(Stored data entries)
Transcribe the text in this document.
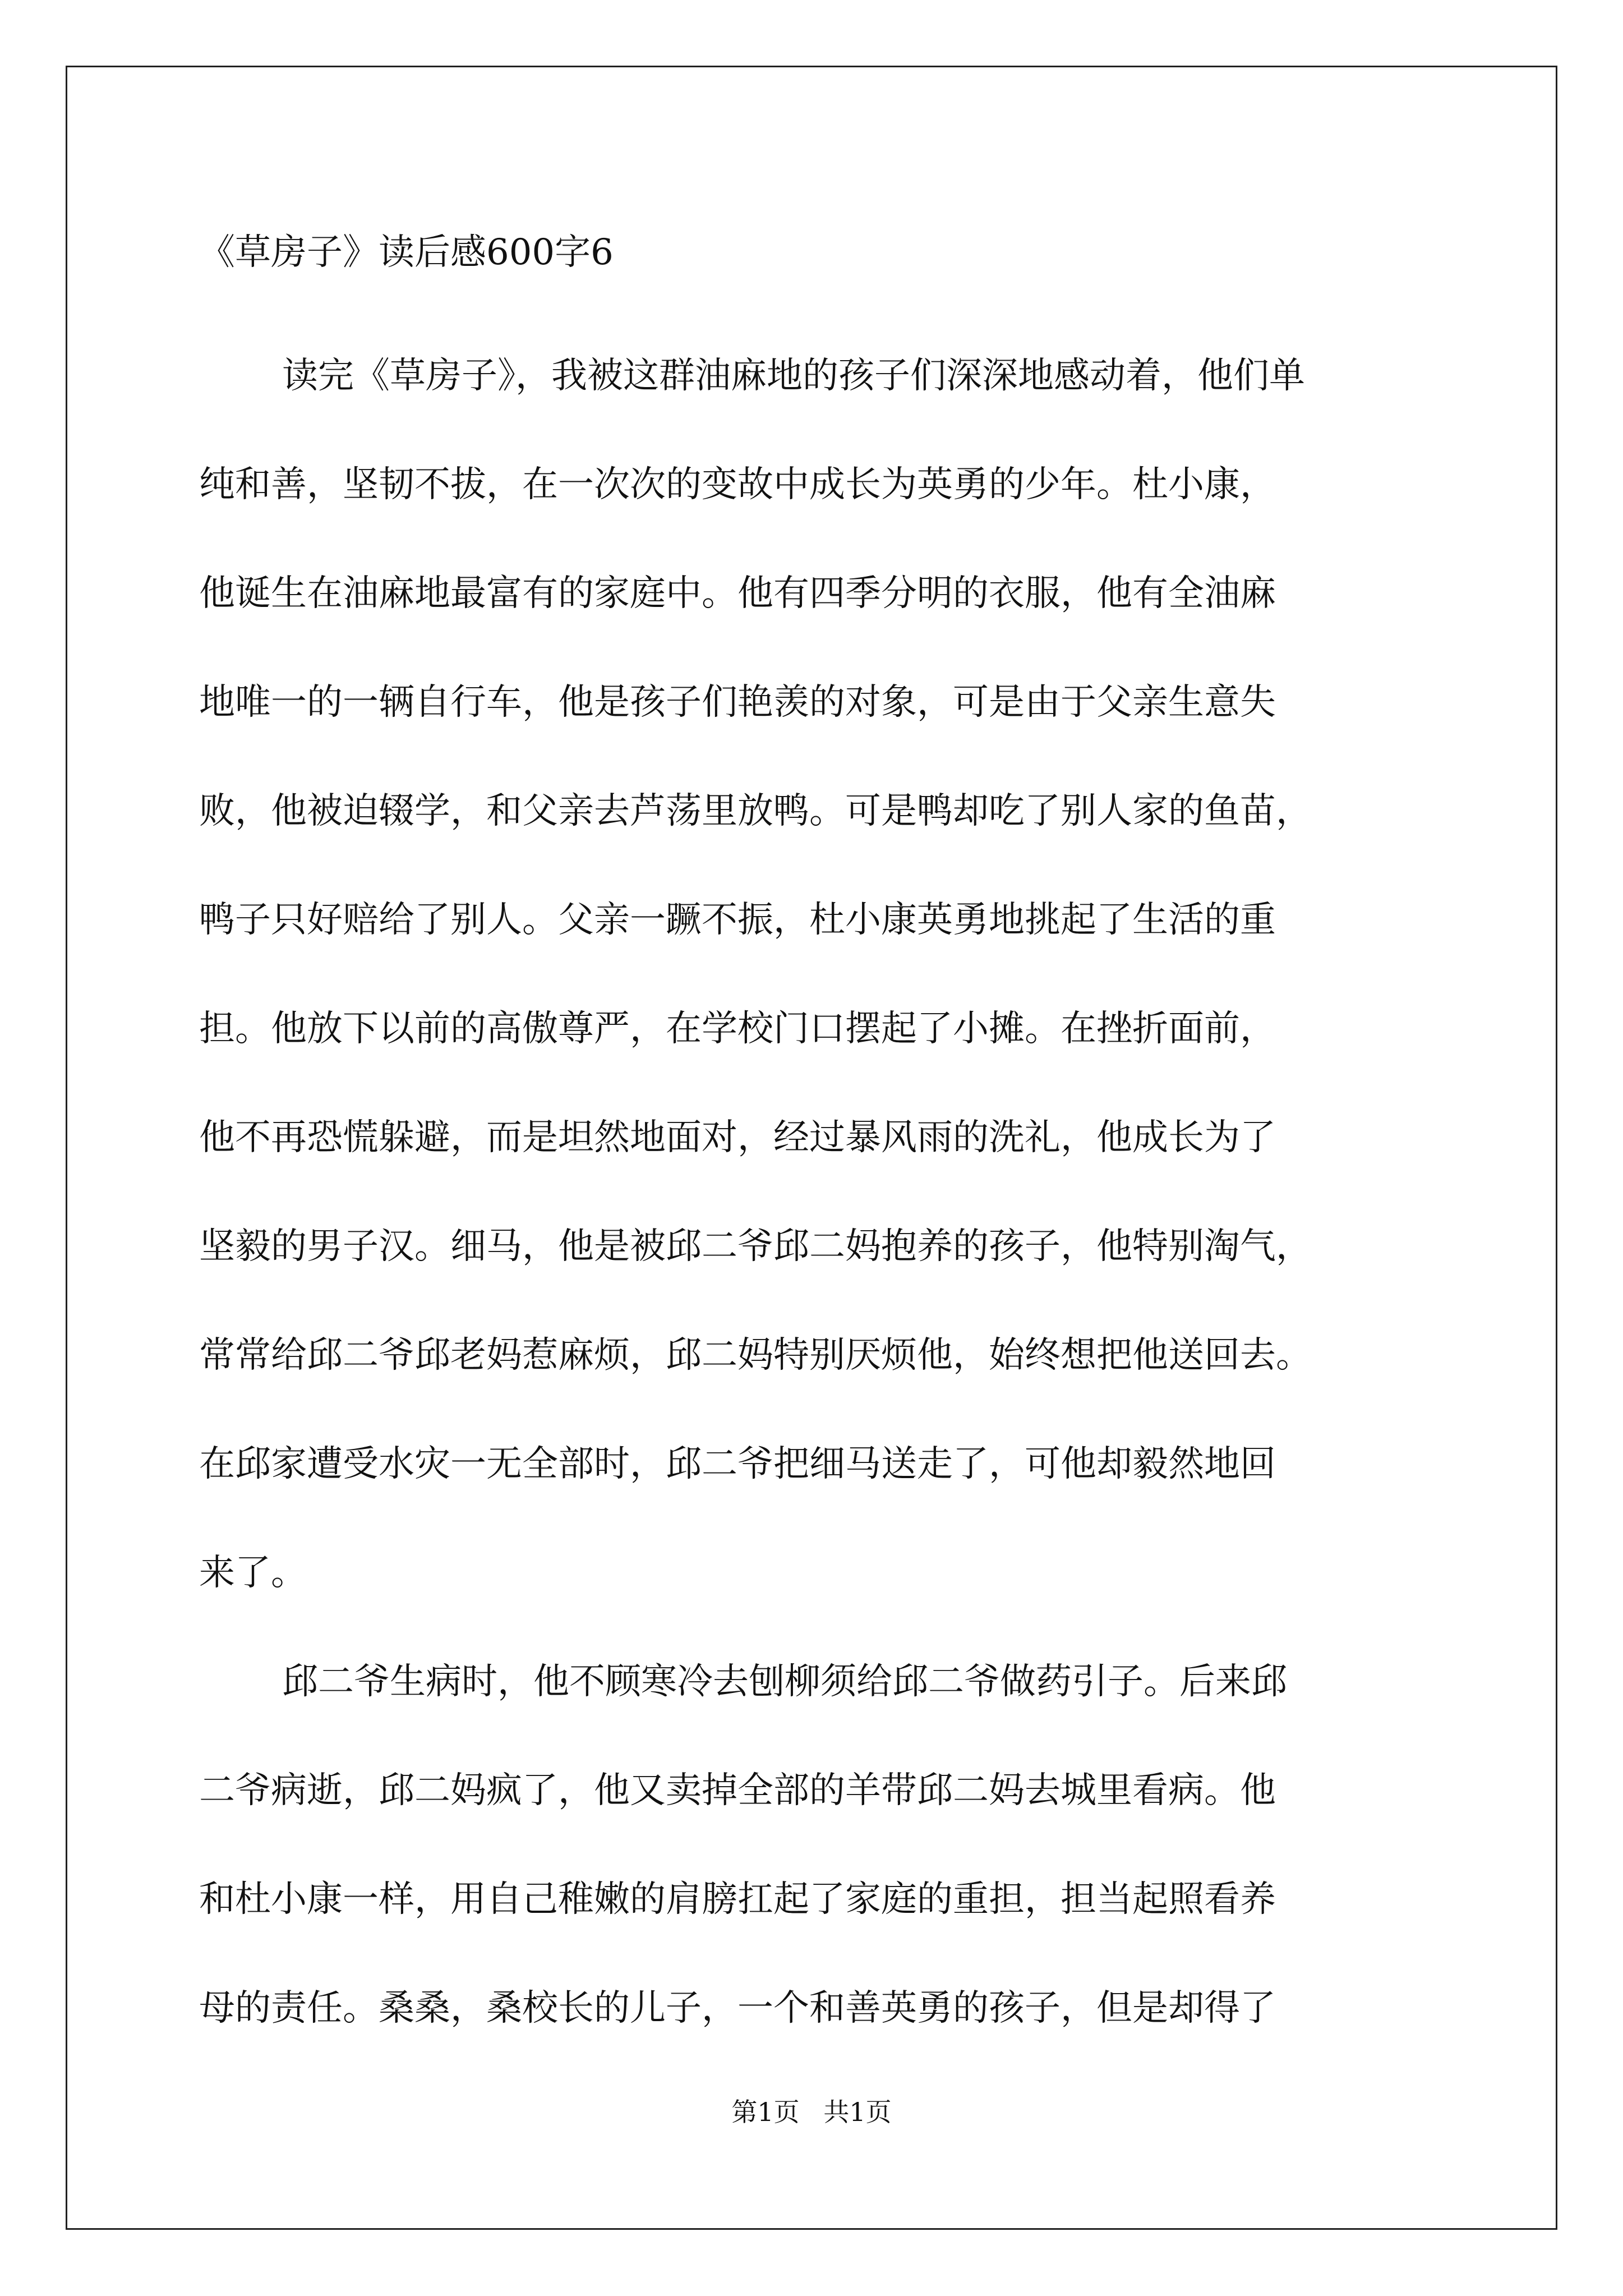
《草房子》读后感600字6

读完《草房子》，我被这群油麻地的孩子们深深地感动着，他们单
纯和善，坚韧不拔，在一次次的变故中成长为英勇的少年。杜小康，
他诞生在油麻地最富有的家庭中。他有四季分明的衣服，他有全油麻
地唯一的一辆自行车，他是孩子们艳羡的对象，可是由于父亲生意失
败，他被迫辍学，和父亲去芦荡里放鸭。可是鸭却吃了别人家的鱼苗，
鸭子只好赔给了别人。父亲一蹶不振，杜小康英勇地挑起了生活的重
担。他放下以前的高傲尊严，在学校门口摆起了小摊。在挫折面前，
他不再恐慌躲避，而是坦然地面对，经过暴风雨的洗礼，他成长为了
坚毅的男子汉。细马，他是被邱二爷邱二妈抱养的孩子，他特别淘气，
常常给邱二爷邱老妈惹麻烦，邱二妈特别厌烦他，始终想把他送回去。
在邱家遭受水灾一无全部时，邱二爷把细马送走了，可他却毅然地回
来了。

邱二爷生病时，他不顾寒冷去刨柳须给邱二爷做药引子。后来邱
二爷病逝，邱二妈疯了，他又卖掉全部的羊带邱二妈去城里看病。他
和杜小康一样，用自己稚嫩的肩膀扛起了家庭的重担，担当起照看养
母的责任。桑桑，桑校长的儿子，一个和善英勇的孩子，但是却得了

第1页 共1页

■ **WHAT TO WORK ON**
Leave the pictures out and write out every entry exactly as given.

■ **EXERCISE RESULT**
Transcribe the text in this document.
《草房子》读后感600字6

读完《草房子》，我被这群油麻地的孩子们深深地感动着，他们单
纯和善，坚韧不拔，在一次次的变故中成长为英勇的少年。杜小康，
他诞生在油麻地最富有的家庭中。他有四季分明的衣服，他有全油麻
地唯一的一辆自行车，他是孩子们艳羡的对象，可是由于父亲生意失
败，他被迫辍学，和父亲去芦荡里放鸭。可是鸭却吃了别人家的鱼苗，
鸭子只好赔给了别人。父亲一蹶不振，杜小康英勇地挑起了生活的重
担。他放下以前的高傲尊严，在学校门口摆起了小摊。在挫折面前，
他不再恐慌躲避，而是坦然地面对，经过暴风雨的洗礼，他成长为了
坚毅的男子汉。细马，他是被邱二爷邱二妈抱养的孩子，他特别淘气，
常常给邱二爷邱老妈惹麻烦，邱二妈特别厌烦他，始终想把他送回去。
在邱家遭受水灾一无全部时，邱二爷把细马送走了，可他却毅然地回
来了。

邱二爷生病时，他不顾寒冷去刨柳须给邱二爷做药引子。后来邱
二爷病逝，邱二妈疯了，他又卖掉全部的羊带邱二妈去城里看病。他
和杜小康一样，用自己稚嫩的肩膀扛起了家庭的重担，担当起照看养
母的责任。桑桑，桑校长的儿子，一个和善英勇的孩子，但是却得了

第1页 共1页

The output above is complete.